### INSTRUCTIONS TO FOLLOW
Reproduce this listing in full.

#### DATASET EXCERPTS

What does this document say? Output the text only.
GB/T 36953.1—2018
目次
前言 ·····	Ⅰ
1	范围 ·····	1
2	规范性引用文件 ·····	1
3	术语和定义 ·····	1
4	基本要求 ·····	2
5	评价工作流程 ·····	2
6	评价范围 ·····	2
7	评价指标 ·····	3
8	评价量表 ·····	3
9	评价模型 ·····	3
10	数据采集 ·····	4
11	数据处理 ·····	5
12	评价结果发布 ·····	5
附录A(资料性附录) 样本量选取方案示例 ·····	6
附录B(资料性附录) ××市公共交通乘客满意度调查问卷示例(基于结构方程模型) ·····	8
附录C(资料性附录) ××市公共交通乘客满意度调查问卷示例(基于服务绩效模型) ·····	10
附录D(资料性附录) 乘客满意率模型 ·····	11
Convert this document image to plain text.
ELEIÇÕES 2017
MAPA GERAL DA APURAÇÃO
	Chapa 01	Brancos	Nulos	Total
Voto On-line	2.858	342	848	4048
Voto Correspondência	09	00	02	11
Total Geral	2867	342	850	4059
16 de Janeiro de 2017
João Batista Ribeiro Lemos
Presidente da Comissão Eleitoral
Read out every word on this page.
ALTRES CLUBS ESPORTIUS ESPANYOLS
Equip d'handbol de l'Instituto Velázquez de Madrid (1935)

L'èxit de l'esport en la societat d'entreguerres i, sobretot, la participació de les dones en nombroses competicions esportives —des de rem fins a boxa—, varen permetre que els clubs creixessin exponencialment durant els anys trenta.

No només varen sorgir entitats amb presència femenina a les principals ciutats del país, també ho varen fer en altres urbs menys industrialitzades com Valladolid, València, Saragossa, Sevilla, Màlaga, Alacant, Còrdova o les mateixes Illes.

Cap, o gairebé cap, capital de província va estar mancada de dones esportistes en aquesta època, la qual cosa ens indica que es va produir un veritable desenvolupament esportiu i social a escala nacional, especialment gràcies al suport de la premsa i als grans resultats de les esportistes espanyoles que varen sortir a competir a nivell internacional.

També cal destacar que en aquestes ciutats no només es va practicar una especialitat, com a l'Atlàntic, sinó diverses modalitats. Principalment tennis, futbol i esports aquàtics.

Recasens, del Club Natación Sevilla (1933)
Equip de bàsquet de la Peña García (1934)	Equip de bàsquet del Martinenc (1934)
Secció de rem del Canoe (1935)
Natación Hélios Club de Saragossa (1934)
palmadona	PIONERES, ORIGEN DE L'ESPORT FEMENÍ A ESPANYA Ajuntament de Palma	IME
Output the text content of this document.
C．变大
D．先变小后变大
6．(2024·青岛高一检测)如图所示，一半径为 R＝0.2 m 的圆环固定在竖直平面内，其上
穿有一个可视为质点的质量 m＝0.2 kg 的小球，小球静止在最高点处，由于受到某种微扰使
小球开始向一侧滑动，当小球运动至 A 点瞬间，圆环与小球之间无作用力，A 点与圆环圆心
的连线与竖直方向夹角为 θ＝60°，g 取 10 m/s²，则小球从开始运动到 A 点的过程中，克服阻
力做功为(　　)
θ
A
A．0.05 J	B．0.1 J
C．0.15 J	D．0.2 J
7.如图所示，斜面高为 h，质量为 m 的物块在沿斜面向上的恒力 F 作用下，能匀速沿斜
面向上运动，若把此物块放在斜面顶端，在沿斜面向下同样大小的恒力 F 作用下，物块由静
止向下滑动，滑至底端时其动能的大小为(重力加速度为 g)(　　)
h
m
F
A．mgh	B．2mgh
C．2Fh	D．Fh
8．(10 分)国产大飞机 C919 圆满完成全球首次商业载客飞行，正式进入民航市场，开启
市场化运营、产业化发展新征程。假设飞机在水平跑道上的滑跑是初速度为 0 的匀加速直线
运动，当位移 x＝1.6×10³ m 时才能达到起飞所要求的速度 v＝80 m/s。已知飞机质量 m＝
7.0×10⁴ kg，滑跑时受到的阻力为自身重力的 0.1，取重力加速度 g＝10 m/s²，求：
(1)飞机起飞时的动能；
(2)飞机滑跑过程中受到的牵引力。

########

### SOLVED PROBLEM
What does this document say? Output the text only.
GB/T 36953.1—2018
目次
前言 ·····	Ⅰ
1	范围 ·····	1
2	规范性引用文件 ·····	1
3	术语和定义 ·····	1
4	基本要求 ·····	2
5	评价工作流程 ·····	2
6	评价范围 ·····	2
7	评价指标 ·····	3
8	评价量表 ·····	3
9	评价模型 ·····	3
10	数据采集 ·····	4
11	数据处理 ·····	5
12	评价结果发布 ·····	5
附录A(资料性附录) 样本量选取方案示例 ·····	6
附录B(资料性附录) ××市公共交通乘客满意度调查问卷示例(基于结构方程模型) ·····	8
附录C(资料性附录) ××市公共交通乘客满意度调查问卷示例(基于服务绩效模型) ·····	10
附录D(资料性附录) 乘客满意率模型 ·····	11
Convert this document image to plain text.
ELEIÇÕES 2017
MAPA GERAL DA APURAÇÃO
	Chapa 01	Brancos	Nulos	Total
Voto On-line	2.858	342	848	4048
Voto Correspondência	09	00	02	11
Total Geral	2867	342	850	4059
16 de Janeiro de 2017
João Batista Ribeiro Lemos
Presidente da Comissão Eleitoral
Read out every word on this page.
ALTRES CLUBS ESPORTIUS ESPANYOLS
Equip d'handbol de l'Instituto Velázquez de Madrid (1935)

L'èxit de l'esport en la societat d'entreguerres i, sobretot, la participació de les dones en nombroses competicions esportives —des de rem fins a boxa—, varen permetre que els clubs creixessin exponencialment durant els anys trenta.

No només varen sorgir entitats amb presència femenina a les principals ciutats del país, també ho varen fer en altres urbs menys industrialitzades com Valladolid, València, Saragossa, Sevilla, Màlaga, Alacant, Còrdova o les mateixes Illes.

Cap, o gairebé cap, capital de província va estar mancada de dones esportistes en aquesta època, la qual cosa ens indica que es va produir un veritable desenvolupament esportiu i social a escala nacional, especialment gràcies al suport de la premsa i als grans resultats de les esportistes espanyoles que varen sortir a competir a nivell internacional.

També cal destacar que en aquestes ciutats no només es va practicar una especialitat, com a l'Atlàntic, sinó diverses modalitats. Principalment tennis, futbol i esports aquàtics.

Recasens, del Club Natación Sevilla (1933)
Equip de bàsquet de la Peña García (1934)	Equip de bàsquet del Martinenc (1934)
Secció de rem del Canoe (1935)
Natación Hélios Club de Saragossa (1934)
palmadona	PIONERES, ORIGEN DE L'ESPORT FEMENÍ A ESPANYA Ajuntament de Palma	IME
Output the text content of this document.
C．变大
D．先变小后变大
6．(2024·青岛高一检测)如图所示，一半径为 R＝0.2 m 的圆环固定在竖直平面内，其上
穿有一个可视为质点的质量 m＝0.2 kg 的小球，小球静止在最高点处，由于受到某种微扰使
小球开始向一侧滑动，当小球运动至 A 点瞬间，圆环与小球之间无作用力，A 点与圆环圆心
的连线与竖直方向夹角为 θ＝60°，g 取 10 m/s²，则小球从开始运动到 A 点的过程中，克服阻
力做功为(　　)
θ
A
A．0.05 J	B．0.1 J
C．0.15 J	D．0.2 J
7.如图所示，斜面高为 h，质量为 m 的物块在沿斜面向上的恒力 F 作用下，能匀速沿斜
面向上运动，若把此物块放在斜面顶端，在沿斜面向下同样大小的恒力 F 作用下，物块由静
止向下滑动，滑至底端时其动能的大小为(重力加速度为 g)(　　)
h
m
F
A．mgh	B．2mgh
C．2Fh	D．Fh
8．(10 分)国产大飞机 C919 圆满完成全球首次商业载客飞行，正式进入民航市场，开启
市场化运营、产业化发展新征程。假设飞机在水平跑道上的滑跑是初速度为 0 的匀加速直线
运动，当位移 x＝1.6×10³ m 时才能达到起飞所要求的速度 v＝80 m/s。已知飞机质量 m＝
7.0×10⁴ kg，滑跑时受到的阻力为自身重力的 0.1，取重力加速度 g＝10 m/s²，求：
(1)飞机起飞时的动能；
(2)飞机滑跑过程中受到的牵引力。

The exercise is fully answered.